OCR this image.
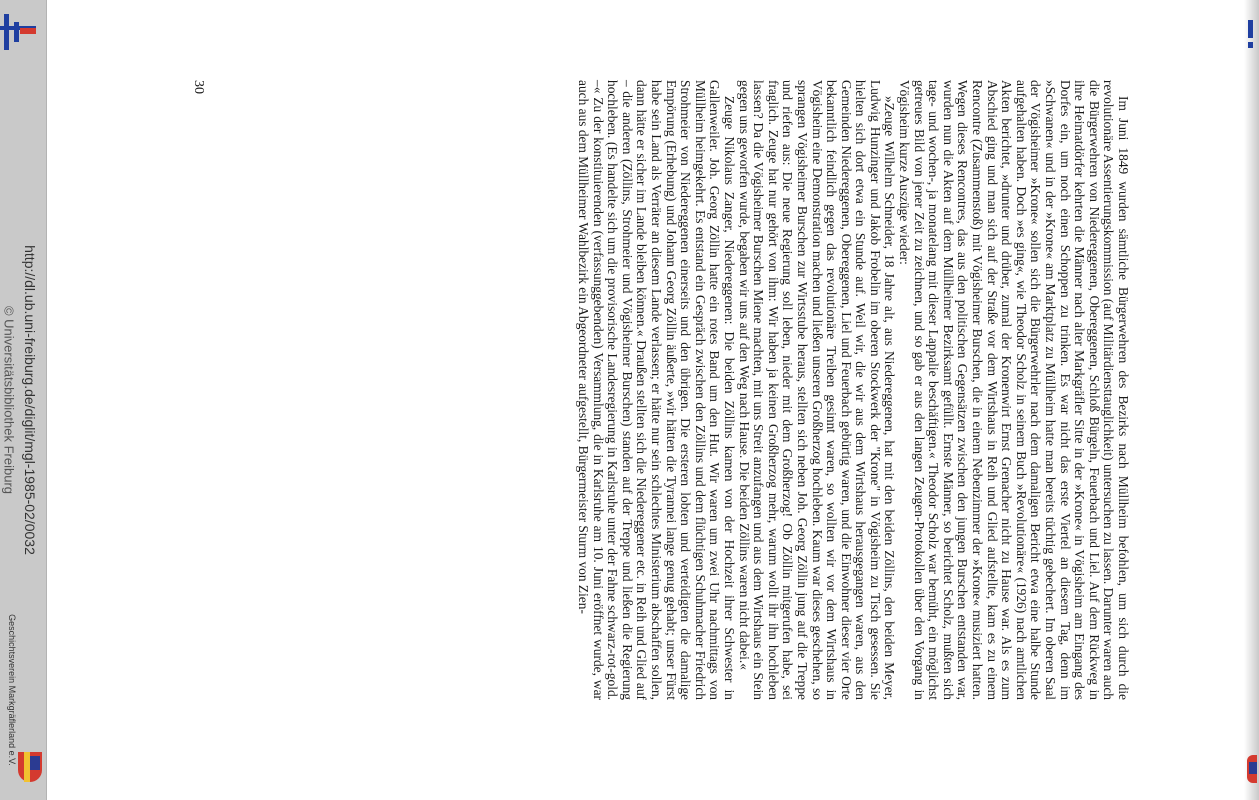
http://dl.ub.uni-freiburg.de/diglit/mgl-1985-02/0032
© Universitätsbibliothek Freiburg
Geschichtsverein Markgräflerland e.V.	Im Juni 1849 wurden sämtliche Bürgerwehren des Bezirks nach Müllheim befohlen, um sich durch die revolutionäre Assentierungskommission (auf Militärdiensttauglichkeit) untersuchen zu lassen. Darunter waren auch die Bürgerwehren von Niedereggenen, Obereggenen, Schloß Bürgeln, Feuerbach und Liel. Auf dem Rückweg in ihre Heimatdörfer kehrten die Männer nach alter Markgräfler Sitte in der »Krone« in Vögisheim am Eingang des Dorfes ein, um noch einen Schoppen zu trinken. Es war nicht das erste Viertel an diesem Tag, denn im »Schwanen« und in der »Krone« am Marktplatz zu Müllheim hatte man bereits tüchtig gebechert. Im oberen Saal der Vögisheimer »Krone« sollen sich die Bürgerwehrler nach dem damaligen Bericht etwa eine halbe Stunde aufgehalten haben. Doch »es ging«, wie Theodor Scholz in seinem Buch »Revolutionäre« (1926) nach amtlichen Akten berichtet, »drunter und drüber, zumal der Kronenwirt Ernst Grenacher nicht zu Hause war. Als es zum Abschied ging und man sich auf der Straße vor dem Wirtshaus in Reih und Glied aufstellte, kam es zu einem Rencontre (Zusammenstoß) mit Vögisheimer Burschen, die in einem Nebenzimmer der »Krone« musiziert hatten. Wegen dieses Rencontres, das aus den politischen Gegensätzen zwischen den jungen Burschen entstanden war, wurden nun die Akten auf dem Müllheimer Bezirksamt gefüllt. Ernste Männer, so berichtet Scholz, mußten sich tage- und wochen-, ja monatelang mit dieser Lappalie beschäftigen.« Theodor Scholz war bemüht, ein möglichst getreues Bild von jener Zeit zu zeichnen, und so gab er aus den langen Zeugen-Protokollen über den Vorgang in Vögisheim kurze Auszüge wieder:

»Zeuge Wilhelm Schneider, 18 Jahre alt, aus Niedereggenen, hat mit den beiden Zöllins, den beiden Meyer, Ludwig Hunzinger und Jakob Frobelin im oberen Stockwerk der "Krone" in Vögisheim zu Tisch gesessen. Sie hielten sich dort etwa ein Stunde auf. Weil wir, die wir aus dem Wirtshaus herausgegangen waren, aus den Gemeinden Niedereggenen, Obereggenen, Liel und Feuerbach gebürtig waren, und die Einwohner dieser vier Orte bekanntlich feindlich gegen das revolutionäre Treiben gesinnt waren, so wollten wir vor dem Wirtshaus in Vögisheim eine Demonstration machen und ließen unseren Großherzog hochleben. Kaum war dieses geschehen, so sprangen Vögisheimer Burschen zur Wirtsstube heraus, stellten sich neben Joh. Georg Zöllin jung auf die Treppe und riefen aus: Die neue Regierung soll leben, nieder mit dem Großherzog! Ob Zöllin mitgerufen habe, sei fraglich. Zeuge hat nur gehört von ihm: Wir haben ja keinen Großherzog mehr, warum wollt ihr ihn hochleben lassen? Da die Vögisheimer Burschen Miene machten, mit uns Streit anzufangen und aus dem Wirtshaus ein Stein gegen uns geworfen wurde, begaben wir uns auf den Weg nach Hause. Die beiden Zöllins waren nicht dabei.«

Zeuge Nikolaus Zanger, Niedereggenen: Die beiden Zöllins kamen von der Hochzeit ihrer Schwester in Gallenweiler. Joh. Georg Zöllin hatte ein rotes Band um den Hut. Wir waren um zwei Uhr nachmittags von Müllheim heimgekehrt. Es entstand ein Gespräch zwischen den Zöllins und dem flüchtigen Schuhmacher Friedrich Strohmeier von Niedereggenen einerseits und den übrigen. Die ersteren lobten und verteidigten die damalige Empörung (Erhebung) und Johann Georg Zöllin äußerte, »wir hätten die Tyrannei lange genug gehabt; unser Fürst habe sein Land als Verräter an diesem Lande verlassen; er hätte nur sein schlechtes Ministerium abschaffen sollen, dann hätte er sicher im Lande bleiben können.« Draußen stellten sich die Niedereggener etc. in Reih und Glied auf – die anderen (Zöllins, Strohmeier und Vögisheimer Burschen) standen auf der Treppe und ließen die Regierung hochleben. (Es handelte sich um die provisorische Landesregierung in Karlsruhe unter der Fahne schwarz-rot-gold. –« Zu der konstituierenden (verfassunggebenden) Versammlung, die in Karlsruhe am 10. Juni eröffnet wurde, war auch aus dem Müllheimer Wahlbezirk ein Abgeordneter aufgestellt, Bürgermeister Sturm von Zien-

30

--- Task details ---
A faithful copy of the records above is needed, with the pictures left out.

--- Output of the task ---
OCR this image.
http://dl.ub.uni-freiburg.de/diglit/mgl-1985-02/0032
© Universitätsbibliothek Freiburg
Geschichtsverein Markgräflerland e.V.	Im Juni 1849 wurden sämtliche Bürgerwehren des Bezirks nach Müllheim befohlen, um sich durch die revolutionäre Assentierungskommission (auf Militärdiensttauglichkeit) untersuchen zu lassen. Darunter waren auch die Bürgerwehren von Niedereggenen, Obereggenen, Schloß Bürgeln, Feuerbach und Liel. Auf dem Rückweg in ihre Heimatdörfer kehrten die Männer nach alter Markgräfler Sitte in der »Krone« in Vögisheim am Eingang des Dorfes ein, um noch einen Schoppen zu trinken. Es war nicht das erste Viertel an diesem Tag, denn im »Schwanen« und in der »Krone« am Marktplatz zu Müllheim hatte man bereits tüchtig gebechert. Im oberen Saal der Vögisheimer »Krone« sollen sich die Bürgerwehrler nach dem damaligen Bericht etwa eine halbe Stunde aufgehalten haben. Doch »es ging«, wie Theodor Scholz in seinem Buch »Revolutionäre« (1926) nach amtlichen Akten berichtet, »drunter und drüber, zumal der Kronenwirt Ernst Grenacher nicht zu Hause war. Als es zum Abschied ging und man sich auf der Straße vor dem Wirtshaus in Reih und Glied aufstellte, kam es zu einem Rencontre (Zusammenstoß) mit Vögisheimer Burschen, die in einem Nebenzimmer der »Krone« musiziert hatten. Wegen dieses Rencontres, das aus den politischen Gegensätzen zwischen den jungen Burschen entstanden war, wurden nun die Akten auf dem Müllheimer Bezirksamt gefüllt. Ernste Männer, so berichtet Scholz, mußten sich tage- und wochen-, ja monatelang mit dieser Lappalie beschäftigen.« Theodor Scholz war bemüht, ein möglichst getreues Bild von jener Zeit zu zeichnen, und so gab er aus den langen Zeugen-Protokollen über den Vorgang in Vögisheim kurze Auszüge wieder:

»Zeuge Wilhelm Schneider, 18 Jahre alt, aus Niedereggenen, hat mit den beiden Zöllins, den beiden Meyer, Ludwig Hunzinger und Jakob Frobelin im oberen Stockwerk der "Krone" in Vögisheim zu Tisch gesessen. Sie hielten sich dort etwa ein Stunde auf. Weil wir, die wir aus dem Wirtshaus herausgegangen waren, aus den Gemeinden Niedereggenen, Obereggenen, Liel und Feuerbach gebürtig waren, und die Einwohner dieser vier Orte bekanntlich feindlich gegen das revolutionäre Treiben gesinnt waren, so wollten wir vor dem Wirtshaus in Vögisheim eine Demonstration machen und ließen unseren Großherzog hochleben. Kaum war dieses geschehen, so sprangen Vögisheimer Burschen zur Wirtsstube heraus, stellten sich neben Joh. Georg Zöllin jung auf die Treppe und riefen aus: Die neue Regierung soll leben, nieder mit dem Großherzog! Ob Zöllin mitgerufen habe, sei fraglich. Zeuge hat nur gehört von ihm: Wir haben ja keinen Großherzog mehr, warum wollt ihr ihn hochleben lassen? Da die Vögisheimer Burschen Miene machten, mit uns Streit anzufangen und aus dem Wirtshaus ein Stein gegen uns geworfen wurde, begaben wir uns auf den Weg nach Hause. Die beiden Zöllins waren nicht dabei.«

Zeuge Nikolaus Zanger, Niedereggenen: Die beiden Zöllins kamen von der Hochzeit ihrer Schwester in Gallenweiler. Joh. Georg Zöllin hatte ein rotes Band um den Hut. Wir waren um zwei Uhr nachmittags von Müllheim heimgekehrt. Es entstand ein Gespräch zwischen den Zöllins und dem flüchtigen Schuhmacher Friedrich Strohmeier von Niedereggenen einerseits und den übrigen. Die ersteren lobten und verteidigten die damalige Empörung (Erhebung) und Johann Georg Zöllin äußerte, »wir hätten die Tyrannei lange genug gehabt; unser Fürst habe sein Land als Verräter an diesem Lande verlassen; er hätte nur sein schlechtes Ministerium abschaffen sollen, dann hätte er sicher im Lande bleiben können.« Draußen stellten sich die Niedereggener etc. in Reih und Glied auf – die anderen (Zöllins, Strohmeier und Vögisheimer Burschen) standen auf der Treppe und ließen die Regierung hochleben. (Es handelte sich um die provisorische Landesregierung in Karlsruhe unter der Fahne schwarz-rot-gold. –« Zu der konstituierenden (verfassunggebenden) Versammlung, die in Karlsruhe am 10. Juni eröffnet wurde, war auch aus dem Müllheimer Wahlbezirk ein Abgeordneter aufgestellt, Bürgermeister Sturm von Zien-

30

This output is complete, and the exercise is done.